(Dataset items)
○ ○ ○ ○ ○
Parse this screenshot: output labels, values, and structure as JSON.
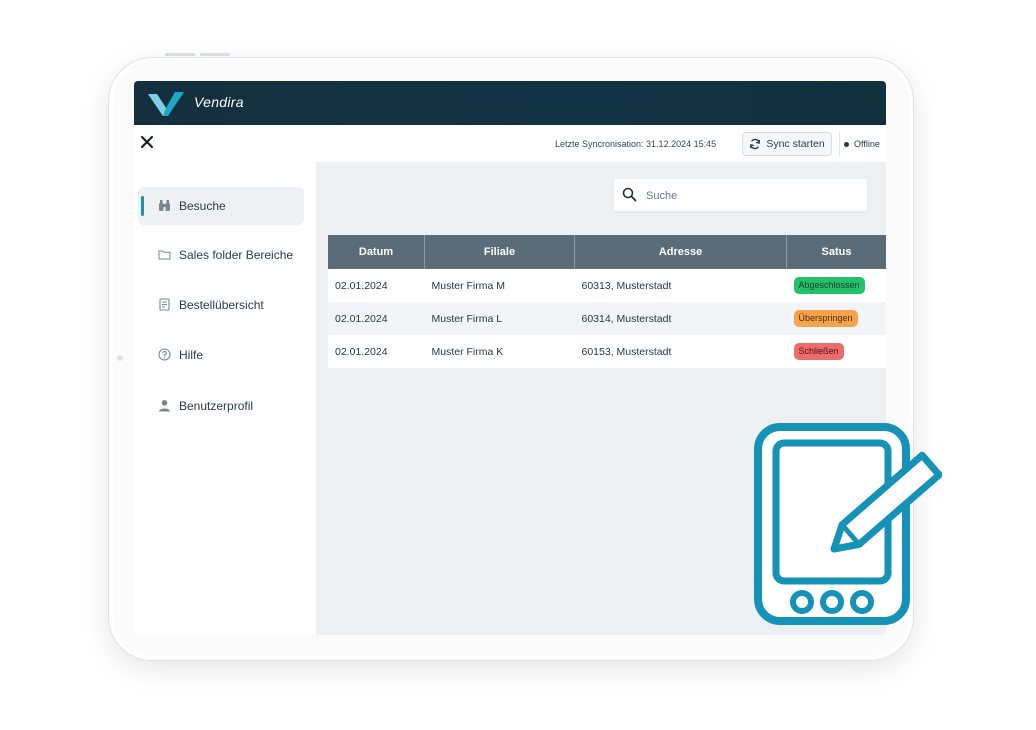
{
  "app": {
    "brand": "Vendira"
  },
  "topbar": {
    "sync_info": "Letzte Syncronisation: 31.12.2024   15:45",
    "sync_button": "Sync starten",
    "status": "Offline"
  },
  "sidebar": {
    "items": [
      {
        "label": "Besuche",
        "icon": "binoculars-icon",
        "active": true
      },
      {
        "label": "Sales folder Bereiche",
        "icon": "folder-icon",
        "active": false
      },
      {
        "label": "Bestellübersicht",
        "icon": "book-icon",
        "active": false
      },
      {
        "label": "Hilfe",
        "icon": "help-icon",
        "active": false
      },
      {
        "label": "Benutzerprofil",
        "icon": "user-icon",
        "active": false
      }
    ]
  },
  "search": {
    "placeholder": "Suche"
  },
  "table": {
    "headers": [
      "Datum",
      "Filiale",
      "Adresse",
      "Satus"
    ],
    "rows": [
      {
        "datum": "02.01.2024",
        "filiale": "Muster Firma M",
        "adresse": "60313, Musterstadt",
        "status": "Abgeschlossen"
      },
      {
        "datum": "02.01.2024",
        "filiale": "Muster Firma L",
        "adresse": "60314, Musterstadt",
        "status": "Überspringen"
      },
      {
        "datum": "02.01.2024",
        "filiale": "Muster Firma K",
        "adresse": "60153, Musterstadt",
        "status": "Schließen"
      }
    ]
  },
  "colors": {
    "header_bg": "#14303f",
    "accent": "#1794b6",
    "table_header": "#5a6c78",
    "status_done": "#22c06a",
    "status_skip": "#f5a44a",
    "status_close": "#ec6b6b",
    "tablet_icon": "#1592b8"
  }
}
○ ○ ○ ○ ○
> [Problem to work on]:
Repeat each record exactly as shown above, dropping all images.

> [Written response]:
Parse this screenshot: output labels, values, and structure as JSON.
{
  "app": {
    "brand": "Vendira"
  },
  "topbar": {
    "sync_info": "Letzte Syncronisation: 31.12.2024   15:45",
    "sync_button": "Sync starten",
    "status": "Offline"
  },
  "sidebar": {
    "items": [
      {
        "label": "Besuche",
        "icon": "binoculars-icon",
        "active": true
      },
      {
        "label": "Sales folder Bereiche",
        "icon": "folder-icon",
        "active": false
      },
      {
        "label": "Bestellübersicht",
        "icon": "book-icon",
        "active": false
      },
      {
        "label": "Hilfe",
        "icon": "help-icon",
        "active": false
      },
      {
        "label": "Benutzerprofil",
        "icon": "user-icon",
        "active": false
      }
    ]
  },
  "search": {
    "placeholder": "Suche"
  },
  "table": {
    "headers": [
      "Datum",
      "Filiale",
      "Adresse",
      "Satus"
    ],
    "rows": [
      {
        "datum": "02.01.2024",
        "filiale": "Muster Firma M",
        "adresse": "60313, Musterstadt",
        "status": "Abgeschlossen"
      },
      {
        "datum": "02.01.2024",
        "filiale": "Muster Firma L",
        "adresse": "60314, Musterstadt",
        "status": "Überspringen"
      },
      {
        "datum": "02.01.2024",
        "filiale": "Muster Firma K",
        "adresse": "60153, Musterstadt",
        "status": "Schließen"
      }
    ]
  },
  "colors": {
    "header_bg": "#14303f",
    "accent": "#1794b6",
    "table_header": "#5a6c78",
    "status_done": "#22c06a",
    "status_skip": "#f5a44a",
    "status_close": "#ec6b6b",
    "tablet_icon": "#1592b8"
  }
}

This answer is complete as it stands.